*Challenge*
In the records below, find each line with the word "فتدبر" and copy it.

----

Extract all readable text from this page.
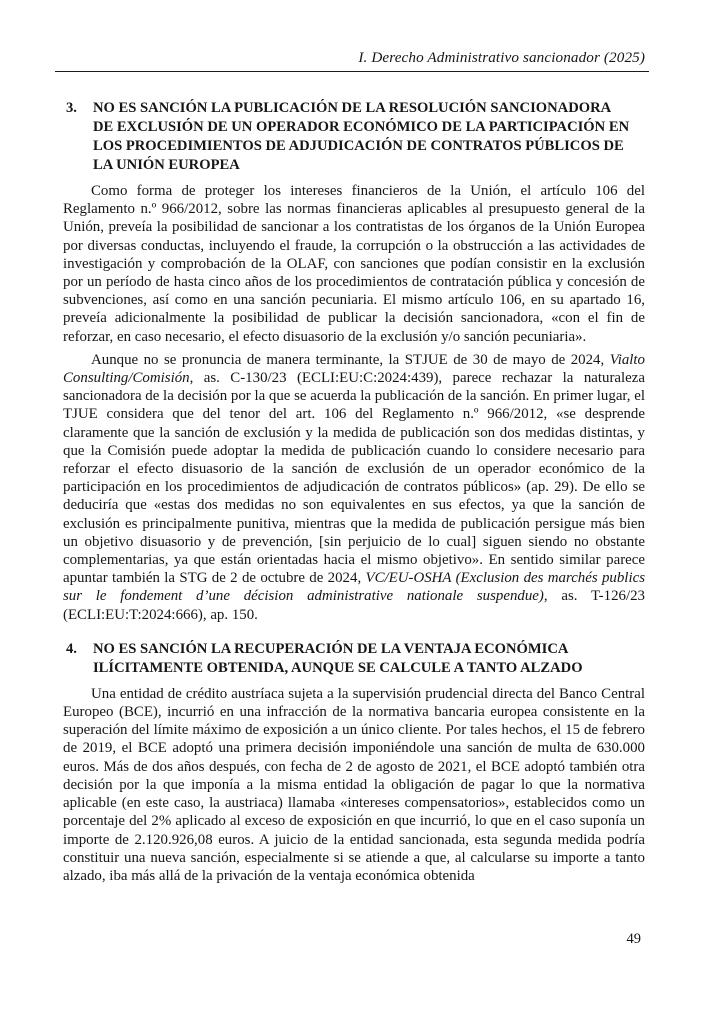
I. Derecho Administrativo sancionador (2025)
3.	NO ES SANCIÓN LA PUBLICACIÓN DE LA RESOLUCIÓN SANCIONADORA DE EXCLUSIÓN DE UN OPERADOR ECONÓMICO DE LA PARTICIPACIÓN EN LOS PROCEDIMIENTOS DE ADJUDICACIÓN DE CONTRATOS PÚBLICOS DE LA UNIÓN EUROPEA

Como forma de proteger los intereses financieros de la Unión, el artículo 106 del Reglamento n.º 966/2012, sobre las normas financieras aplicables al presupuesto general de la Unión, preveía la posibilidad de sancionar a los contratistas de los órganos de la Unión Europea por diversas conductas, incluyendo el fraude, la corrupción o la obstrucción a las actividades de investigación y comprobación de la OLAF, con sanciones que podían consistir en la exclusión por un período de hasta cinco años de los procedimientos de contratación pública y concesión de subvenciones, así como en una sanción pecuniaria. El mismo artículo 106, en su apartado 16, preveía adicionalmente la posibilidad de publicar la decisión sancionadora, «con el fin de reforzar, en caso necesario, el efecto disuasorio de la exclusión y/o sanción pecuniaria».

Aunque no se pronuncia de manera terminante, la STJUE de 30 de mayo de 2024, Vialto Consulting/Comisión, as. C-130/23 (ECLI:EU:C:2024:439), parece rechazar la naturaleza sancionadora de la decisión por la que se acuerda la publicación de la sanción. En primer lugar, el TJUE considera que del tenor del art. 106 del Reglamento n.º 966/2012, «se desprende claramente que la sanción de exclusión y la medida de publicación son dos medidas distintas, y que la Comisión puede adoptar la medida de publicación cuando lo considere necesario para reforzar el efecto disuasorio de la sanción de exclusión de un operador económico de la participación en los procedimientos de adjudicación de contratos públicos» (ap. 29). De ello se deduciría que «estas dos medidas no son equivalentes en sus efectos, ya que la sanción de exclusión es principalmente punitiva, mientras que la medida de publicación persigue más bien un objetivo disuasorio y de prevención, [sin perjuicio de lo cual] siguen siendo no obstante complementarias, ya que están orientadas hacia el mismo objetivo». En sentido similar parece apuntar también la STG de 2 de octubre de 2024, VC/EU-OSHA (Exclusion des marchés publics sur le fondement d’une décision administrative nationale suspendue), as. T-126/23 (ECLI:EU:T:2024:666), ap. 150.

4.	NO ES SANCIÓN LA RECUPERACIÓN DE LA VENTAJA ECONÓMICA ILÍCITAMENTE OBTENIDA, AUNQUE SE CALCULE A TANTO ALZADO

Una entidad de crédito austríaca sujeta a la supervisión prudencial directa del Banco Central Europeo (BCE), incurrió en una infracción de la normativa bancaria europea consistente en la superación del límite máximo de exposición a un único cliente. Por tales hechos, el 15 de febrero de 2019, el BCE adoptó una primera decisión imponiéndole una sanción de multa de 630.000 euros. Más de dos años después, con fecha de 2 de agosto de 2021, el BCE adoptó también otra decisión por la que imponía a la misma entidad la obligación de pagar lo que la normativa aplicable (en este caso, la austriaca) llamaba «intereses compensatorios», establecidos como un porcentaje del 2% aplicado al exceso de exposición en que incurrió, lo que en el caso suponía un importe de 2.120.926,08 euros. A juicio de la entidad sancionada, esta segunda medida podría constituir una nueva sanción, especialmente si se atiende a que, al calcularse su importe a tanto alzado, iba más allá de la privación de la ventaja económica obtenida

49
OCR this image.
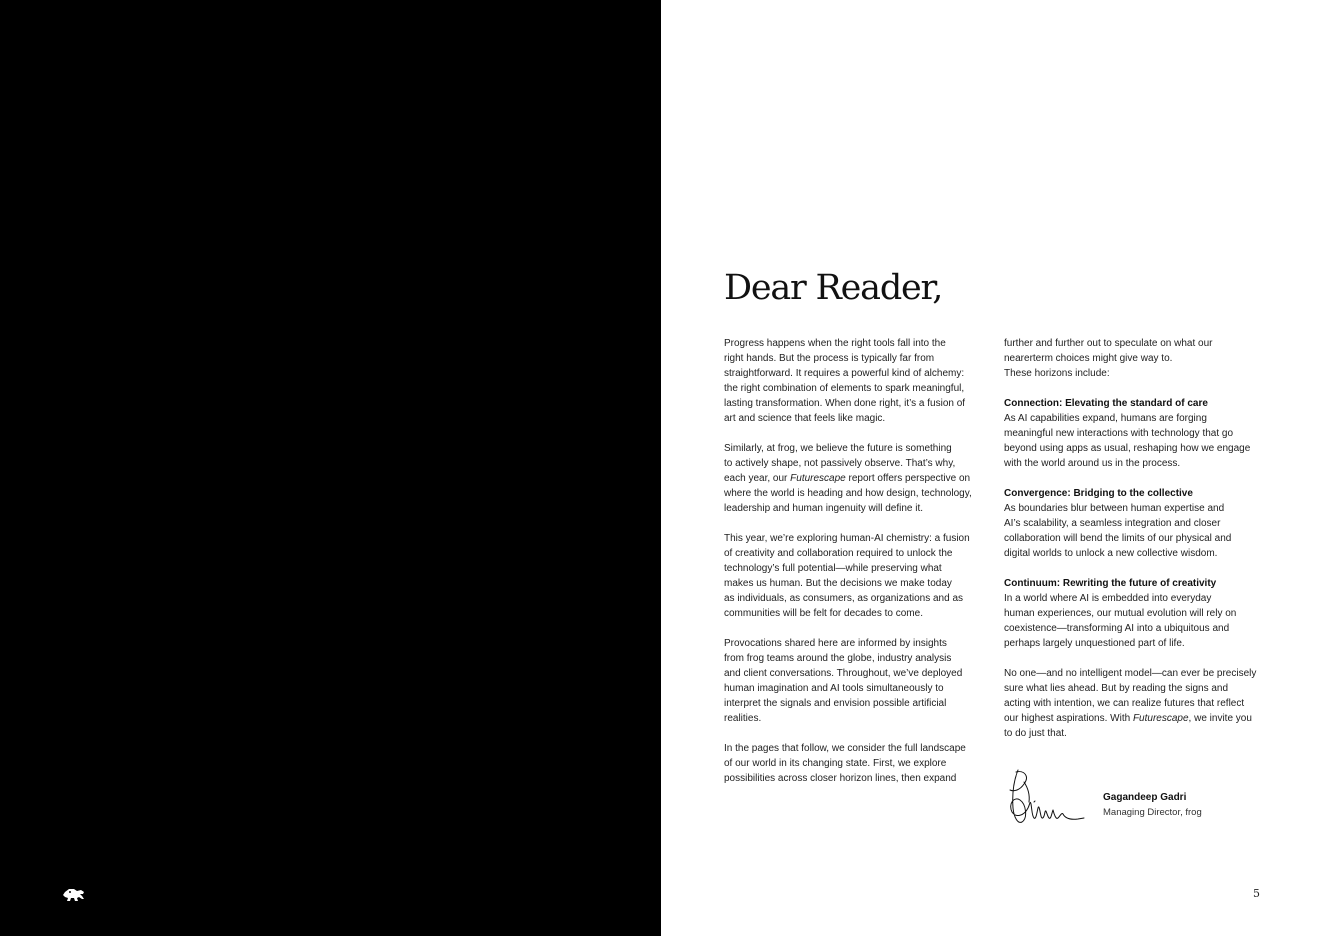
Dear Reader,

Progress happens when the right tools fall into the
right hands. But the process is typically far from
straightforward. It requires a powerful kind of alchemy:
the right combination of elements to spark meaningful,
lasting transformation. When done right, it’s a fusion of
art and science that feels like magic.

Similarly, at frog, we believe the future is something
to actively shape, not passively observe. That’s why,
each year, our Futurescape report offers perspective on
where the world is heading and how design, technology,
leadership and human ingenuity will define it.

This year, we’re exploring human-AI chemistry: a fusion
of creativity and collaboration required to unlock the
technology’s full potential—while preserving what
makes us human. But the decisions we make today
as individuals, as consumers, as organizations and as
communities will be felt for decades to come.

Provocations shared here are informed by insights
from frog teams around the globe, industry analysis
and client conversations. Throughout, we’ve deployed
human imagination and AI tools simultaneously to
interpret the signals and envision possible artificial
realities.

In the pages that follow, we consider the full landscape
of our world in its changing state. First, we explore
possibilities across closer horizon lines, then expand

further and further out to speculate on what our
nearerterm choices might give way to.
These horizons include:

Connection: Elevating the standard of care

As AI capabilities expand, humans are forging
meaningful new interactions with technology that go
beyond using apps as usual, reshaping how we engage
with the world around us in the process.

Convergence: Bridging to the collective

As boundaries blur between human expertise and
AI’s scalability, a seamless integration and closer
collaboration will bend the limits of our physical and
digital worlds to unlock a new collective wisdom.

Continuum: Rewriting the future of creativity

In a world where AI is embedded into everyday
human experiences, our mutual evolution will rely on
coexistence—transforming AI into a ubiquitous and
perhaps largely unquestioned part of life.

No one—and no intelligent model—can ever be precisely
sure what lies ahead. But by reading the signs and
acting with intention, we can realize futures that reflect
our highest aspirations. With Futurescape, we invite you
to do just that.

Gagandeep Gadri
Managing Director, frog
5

----

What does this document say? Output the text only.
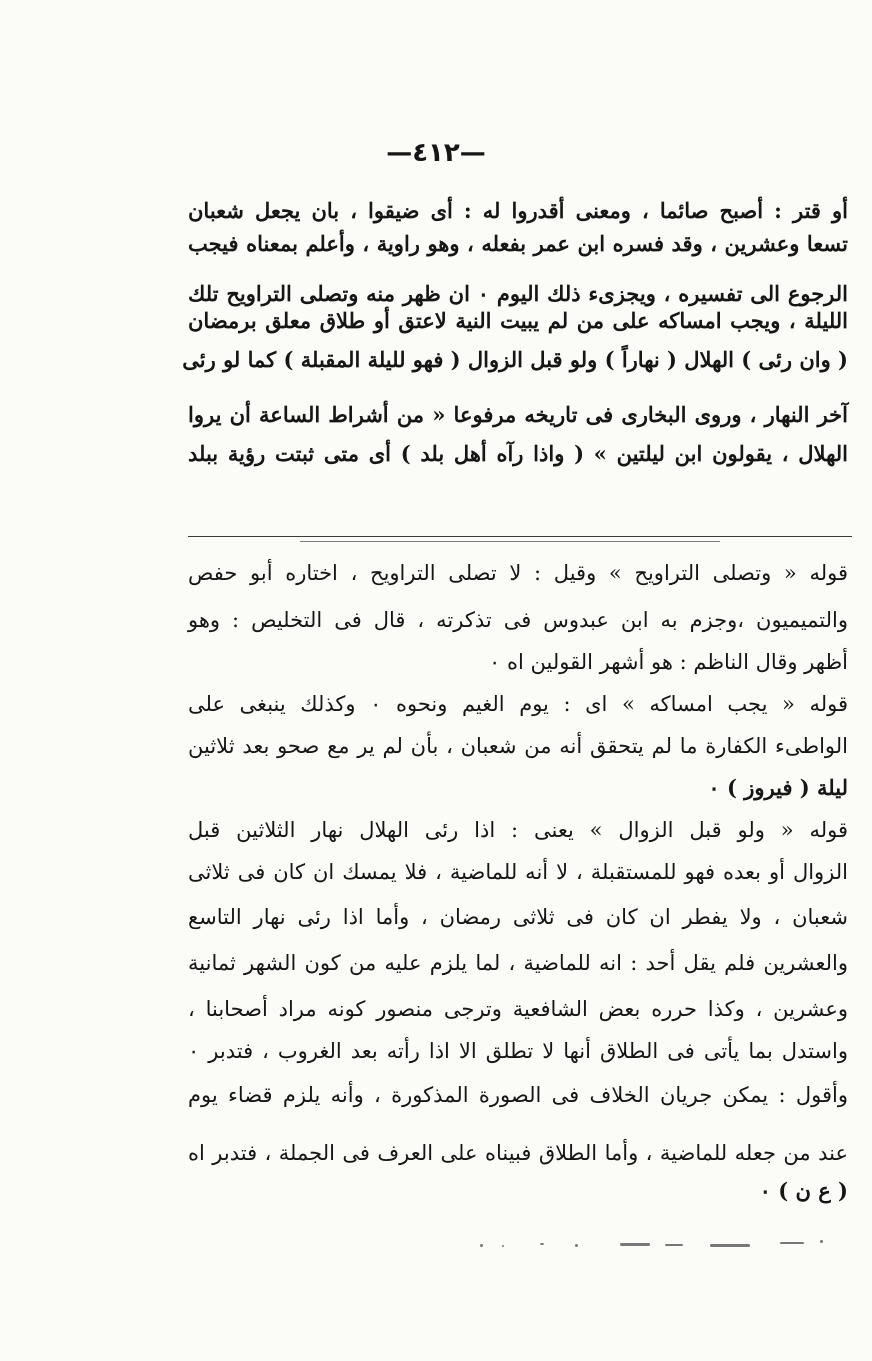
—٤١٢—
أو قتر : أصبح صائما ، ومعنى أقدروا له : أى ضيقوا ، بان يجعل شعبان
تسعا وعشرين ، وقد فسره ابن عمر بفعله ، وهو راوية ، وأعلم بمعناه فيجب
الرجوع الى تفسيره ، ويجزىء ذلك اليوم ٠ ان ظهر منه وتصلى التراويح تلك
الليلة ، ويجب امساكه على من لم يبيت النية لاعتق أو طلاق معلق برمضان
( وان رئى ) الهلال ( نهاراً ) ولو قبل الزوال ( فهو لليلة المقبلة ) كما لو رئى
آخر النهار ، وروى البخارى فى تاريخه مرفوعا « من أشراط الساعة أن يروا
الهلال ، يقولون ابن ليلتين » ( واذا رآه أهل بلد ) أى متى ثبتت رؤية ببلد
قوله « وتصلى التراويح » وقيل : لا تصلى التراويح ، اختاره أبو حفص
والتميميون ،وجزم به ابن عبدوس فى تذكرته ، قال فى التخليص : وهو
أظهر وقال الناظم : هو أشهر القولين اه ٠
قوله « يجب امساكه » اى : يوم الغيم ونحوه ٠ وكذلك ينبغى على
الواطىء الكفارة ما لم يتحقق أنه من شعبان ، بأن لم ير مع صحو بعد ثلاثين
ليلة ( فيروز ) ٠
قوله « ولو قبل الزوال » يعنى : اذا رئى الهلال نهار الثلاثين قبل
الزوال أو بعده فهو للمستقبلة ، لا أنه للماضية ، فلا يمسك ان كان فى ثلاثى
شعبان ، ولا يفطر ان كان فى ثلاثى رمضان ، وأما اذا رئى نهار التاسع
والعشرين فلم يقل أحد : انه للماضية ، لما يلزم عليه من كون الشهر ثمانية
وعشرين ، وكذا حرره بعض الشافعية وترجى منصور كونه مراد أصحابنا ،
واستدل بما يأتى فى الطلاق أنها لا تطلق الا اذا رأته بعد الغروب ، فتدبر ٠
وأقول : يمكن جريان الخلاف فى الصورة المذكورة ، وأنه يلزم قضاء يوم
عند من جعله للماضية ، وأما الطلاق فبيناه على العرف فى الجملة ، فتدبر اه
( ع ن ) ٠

----

*Solution to the exercise*
واستدل بما يأتى فى الطلاق أنها لا تطلق الا اذا رأته بعد الغروب ، فتدبر ٠
عند من جعله للماضية ، وأما الطلاق فبيناه على العرف فى الجملة ، فتدبر اه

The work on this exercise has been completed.